[BEGIN EXERCISE DATA]
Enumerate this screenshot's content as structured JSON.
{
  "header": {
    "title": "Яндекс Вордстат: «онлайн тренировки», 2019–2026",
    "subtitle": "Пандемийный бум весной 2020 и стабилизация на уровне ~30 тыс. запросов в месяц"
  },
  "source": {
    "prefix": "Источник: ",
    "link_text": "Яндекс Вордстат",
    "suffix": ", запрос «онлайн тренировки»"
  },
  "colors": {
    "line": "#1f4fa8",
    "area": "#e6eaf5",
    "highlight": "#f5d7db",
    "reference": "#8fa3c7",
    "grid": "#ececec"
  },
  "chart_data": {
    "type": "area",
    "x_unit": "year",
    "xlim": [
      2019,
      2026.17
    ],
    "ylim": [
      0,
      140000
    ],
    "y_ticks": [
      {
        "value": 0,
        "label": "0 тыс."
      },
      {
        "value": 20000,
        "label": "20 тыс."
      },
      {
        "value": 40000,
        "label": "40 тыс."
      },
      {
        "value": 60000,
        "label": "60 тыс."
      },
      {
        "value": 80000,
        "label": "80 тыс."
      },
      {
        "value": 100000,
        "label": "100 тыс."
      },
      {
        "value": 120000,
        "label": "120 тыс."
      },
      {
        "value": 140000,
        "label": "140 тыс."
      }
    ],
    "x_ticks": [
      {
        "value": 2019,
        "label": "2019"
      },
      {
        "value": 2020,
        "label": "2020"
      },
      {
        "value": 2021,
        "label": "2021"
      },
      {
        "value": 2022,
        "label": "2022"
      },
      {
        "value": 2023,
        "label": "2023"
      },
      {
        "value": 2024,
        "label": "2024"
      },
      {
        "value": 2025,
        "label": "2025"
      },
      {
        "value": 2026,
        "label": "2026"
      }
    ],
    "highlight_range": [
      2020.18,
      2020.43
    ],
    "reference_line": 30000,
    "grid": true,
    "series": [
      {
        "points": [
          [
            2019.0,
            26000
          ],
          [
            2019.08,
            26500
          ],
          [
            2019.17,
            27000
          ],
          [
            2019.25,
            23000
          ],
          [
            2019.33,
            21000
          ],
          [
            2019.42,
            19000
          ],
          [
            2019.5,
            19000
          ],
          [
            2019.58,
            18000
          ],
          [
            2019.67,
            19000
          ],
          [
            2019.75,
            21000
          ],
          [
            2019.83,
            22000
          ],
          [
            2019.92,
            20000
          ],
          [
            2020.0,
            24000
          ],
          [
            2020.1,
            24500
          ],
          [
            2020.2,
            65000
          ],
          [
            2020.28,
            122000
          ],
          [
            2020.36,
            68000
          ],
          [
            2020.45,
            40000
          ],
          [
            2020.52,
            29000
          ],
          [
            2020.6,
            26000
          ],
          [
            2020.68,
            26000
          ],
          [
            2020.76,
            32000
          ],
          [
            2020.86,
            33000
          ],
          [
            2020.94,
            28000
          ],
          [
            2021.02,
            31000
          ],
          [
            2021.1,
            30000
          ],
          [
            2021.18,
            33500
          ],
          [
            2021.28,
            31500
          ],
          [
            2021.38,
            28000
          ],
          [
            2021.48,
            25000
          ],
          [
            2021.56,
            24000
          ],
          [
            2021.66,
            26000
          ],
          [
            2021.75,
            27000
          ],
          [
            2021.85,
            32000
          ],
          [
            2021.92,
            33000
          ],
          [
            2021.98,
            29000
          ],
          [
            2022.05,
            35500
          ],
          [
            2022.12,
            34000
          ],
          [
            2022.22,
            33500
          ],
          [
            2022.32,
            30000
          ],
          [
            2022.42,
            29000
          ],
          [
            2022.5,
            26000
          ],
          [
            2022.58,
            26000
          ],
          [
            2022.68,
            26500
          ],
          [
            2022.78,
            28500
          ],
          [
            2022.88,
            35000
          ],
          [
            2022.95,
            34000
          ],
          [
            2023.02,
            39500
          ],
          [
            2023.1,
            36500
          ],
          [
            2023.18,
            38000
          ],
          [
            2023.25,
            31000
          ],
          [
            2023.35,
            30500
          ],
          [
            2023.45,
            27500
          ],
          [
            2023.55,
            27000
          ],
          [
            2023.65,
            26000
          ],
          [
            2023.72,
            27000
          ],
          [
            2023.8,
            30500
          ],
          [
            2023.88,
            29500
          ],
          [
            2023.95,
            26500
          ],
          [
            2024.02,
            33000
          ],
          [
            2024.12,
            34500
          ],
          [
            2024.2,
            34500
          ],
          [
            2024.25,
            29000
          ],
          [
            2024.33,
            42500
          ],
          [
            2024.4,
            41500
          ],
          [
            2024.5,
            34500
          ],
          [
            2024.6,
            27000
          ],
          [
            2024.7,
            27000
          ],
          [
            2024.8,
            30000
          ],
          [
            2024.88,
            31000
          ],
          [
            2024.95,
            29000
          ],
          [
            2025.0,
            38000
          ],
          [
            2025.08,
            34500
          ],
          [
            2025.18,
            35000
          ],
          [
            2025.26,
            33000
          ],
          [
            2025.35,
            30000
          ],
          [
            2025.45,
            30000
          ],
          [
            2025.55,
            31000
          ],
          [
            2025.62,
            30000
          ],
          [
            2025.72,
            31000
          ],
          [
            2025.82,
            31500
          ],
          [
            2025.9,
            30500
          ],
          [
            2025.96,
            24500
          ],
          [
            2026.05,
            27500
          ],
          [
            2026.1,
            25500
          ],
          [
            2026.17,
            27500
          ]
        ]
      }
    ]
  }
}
[END EXERCISE DATA]
TASK REQUIREMENTS
Return every line of the preceding records in which the word "тренировки" appears.

ANSWER TO THIS EXERCISE
    "title": "Яндекс Вордстат: «онлайн тренировки», 2019–2026",
    "suffix": ", запрос «онлайн тренировки»"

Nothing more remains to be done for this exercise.